PROBLEM TO SOLVE:
Look for the string "packing" in every line, and copy each line that has it.
____________________
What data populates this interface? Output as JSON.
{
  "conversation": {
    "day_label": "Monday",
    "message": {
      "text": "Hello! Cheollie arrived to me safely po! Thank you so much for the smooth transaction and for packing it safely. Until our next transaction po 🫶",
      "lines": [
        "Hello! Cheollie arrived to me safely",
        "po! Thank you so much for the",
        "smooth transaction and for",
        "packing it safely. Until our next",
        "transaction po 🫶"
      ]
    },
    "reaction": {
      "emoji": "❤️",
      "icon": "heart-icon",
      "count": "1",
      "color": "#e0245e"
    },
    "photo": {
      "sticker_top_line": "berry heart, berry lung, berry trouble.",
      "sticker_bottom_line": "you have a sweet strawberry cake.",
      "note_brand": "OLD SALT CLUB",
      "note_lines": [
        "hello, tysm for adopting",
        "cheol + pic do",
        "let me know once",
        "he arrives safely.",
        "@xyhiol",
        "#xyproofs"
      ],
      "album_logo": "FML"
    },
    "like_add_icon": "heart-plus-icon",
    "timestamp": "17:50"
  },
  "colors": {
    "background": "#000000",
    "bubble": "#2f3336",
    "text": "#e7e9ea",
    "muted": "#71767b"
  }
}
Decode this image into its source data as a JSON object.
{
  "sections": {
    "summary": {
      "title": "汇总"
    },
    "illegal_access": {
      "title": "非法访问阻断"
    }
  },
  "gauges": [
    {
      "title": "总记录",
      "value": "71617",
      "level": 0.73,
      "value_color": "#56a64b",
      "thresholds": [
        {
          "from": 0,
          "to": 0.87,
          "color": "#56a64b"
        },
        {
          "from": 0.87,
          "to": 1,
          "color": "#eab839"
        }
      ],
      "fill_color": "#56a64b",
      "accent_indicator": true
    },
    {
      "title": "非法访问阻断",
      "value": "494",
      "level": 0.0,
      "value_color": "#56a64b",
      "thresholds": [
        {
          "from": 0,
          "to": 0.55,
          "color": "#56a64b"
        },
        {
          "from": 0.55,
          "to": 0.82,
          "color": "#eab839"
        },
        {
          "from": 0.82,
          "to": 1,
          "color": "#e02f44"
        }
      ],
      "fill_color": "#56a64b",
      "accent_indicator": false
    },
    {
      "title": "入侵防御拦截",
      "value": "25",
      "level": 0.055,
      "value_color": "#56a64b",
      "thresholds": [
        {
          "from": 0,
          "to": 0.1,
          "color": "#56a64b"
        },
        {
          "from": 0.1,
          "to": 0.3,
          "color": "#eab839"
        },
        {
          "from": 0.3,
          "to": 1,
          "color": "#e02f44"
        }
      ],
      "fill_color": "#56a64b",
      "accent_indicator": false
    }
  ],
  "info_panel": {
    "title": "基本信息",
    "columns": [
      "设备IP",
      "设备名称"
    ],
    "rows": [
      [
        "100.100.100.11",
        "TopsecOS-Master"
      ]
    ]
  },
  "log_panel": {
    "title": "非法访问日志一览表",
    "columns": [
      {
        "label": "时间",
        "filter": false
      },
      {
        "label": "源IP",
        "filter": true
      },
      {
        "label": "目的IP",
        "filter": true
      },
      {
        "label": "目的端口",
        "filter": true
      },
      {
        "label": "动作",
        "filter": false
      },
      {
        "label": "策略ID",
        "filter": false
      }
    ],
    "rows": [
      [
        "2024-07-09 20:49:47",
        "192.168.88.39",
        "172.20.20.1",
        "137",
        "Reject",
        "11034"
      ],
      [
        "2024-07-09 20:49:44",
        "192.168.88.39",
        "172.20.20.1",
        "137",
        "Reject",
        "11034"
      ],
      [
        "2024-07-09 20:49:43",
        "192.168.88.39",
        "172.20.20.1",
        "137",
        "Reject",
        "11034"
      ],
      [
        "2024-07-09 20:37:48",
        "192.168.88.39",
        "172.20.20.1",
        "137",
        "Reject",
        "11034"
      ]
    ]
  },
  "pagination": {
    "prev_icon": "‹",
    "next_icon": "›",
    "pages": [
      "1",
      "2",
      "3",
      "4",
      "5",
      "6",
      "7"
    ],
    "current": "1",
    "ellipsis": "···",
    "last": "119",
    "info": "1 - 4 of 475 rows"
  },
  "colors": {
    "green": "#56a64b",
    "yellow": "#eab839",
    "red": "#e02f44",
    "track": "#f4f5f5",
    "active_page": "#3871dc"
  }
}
____________________
OUTPUT FOR THIS TASK:
      "text": "Hello! Cheollie arrived to me safely po! Thank you so much for the smooth transaction and for packing it safely. Until our next transaction po 🫶",
        "packing it safely. Until our next",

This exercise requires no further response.